[Data records]
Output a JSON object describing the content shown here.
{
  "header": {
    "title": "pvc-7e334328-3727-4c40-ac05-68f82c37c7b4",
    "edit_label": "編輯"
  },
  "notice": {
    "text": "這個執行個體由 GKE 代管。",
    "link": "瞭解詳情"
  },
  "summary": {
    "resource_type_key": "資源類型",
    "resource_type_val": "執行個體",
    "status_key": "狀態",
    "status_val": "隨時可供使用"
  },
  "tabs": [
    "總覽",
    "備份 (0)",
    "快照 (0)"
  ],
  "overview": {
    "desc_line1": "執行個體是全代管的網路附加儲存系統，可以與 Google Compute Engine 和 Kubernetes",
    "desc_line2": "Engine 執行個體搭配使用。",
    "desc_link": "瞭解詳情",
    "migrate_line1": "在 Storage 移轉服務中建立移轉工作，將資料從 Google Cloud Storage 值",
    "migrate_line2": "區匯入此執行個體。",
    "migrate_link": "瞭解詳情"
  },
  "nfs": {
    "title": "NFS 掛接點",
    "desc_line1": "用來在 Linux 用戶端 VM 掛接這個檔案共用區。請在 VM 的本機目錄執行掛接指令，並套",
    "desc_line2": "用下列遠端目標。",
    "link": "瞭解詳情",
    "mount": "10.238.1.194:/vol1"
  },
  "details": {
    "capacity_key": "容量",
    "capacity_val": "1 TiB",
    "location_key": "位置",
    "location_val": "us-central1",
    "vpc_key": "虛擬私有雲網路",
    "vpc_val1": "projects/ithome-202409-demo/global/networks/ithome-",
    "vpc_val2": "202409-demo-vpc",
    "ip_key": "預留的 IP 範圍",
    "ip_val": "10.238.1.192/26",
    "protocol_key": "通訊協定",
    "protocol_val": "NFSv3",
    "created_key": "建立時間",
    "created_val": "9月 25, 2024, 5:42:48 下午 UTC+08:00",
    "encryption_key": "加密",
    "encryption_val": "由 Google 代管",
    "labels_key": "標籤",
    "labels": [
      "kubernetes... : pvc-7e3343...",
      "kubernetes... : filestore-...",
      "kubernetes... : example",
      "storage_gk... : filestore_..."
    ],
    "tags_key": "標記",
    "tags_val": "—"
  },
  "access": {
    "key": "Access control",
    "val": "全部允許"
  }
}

== Required task ==
Transcribe each entry precisely, missing none.

== Solution to this task ==
Output a JSON object describing the content shown here.
{
  "header": {
    "title": "pvc-7e334328-3727-4c40-ac05-68f82c37c7b4",
    "edit_label": "編輯"
  },
  "notice": {
    "text": "這個執行個體由 GKE 代管。",
    "link": "瞭解詳情"
  },
  "summary": {
    "resource_type_key": "資源類型",
    "resource_type_val": "執行個體",
    "status_key": "狀態",
    "status_val": "隨時可供使用"
  },
  "tabs": [
    "總覽",
    "備份 (0)",
    "快照 (0)"
  ],
  "overview": {
    "desc_line1": "執行個體是全代管的網路附加儲存系統，可以與 Google Compute Engine 和 Kubernetes",
    "desc_line2": "Engine 執行個體搭配使用。",
    "desc_link": "瞭解詳情",
    "migrate_line1": "在 Storage 移轉服務中建立移轉工作，將資料從 Google Cloud Storage 值",
    "migrate_line2": "區匯入此執行個體。",
    "migrate_link": "瞭解詳情"
  },
  "nfs": {
    "title": "NFS 掛接點",
    "desc_line1": "用來在 Linux 用戶端 VM 掛接這個檔案共用區。請在 VM 的本機目錄執行掛接指令，並套",
    "desc_line2": "用下列遠端目標。",
    "link": "瞭解詳情",
    "mount": "10.238.1.194:/vol1"
  },
  "details": {
    "capacity_key": "容量",
    "capacity_val": "1 TiB",
    "location_key": "位置",
    "location_val": "us-central1",
    "vpc_key": "虛擬私有雲網路",
    "vpc_val1": "projects/ithome-202409-demo/global/networks/ithome-",
    "vpc_val2": "202409-demo-vpc",
    "ip_key": "預留的 IP 範圍",
    "ip_val": "10.238.1.192/26",
    "protocol_key": "通訊協定",
    "protocol_val": "NFSv3",
    "created_key": "建立時間",
    "created_val": "9月 25, 2024, 5:42:48 下午 UTC+08:00",
    "encryption_key": "加密",
    "encryption_val": "由 Google 代管",
    "labels_key": "標籤",
    "labels": [
      "kubernetes... : pvc-7e3343...",
      "kubernetes... : filestore-...",
      "kubernetes... : example",
      "storage_gk... : filestore_..."
    ],
    "tags_key": "標記",
    "tags_val": "—"
  },
  "access": {
    "key": "Access control",
    "val": "全部允許"
  }
}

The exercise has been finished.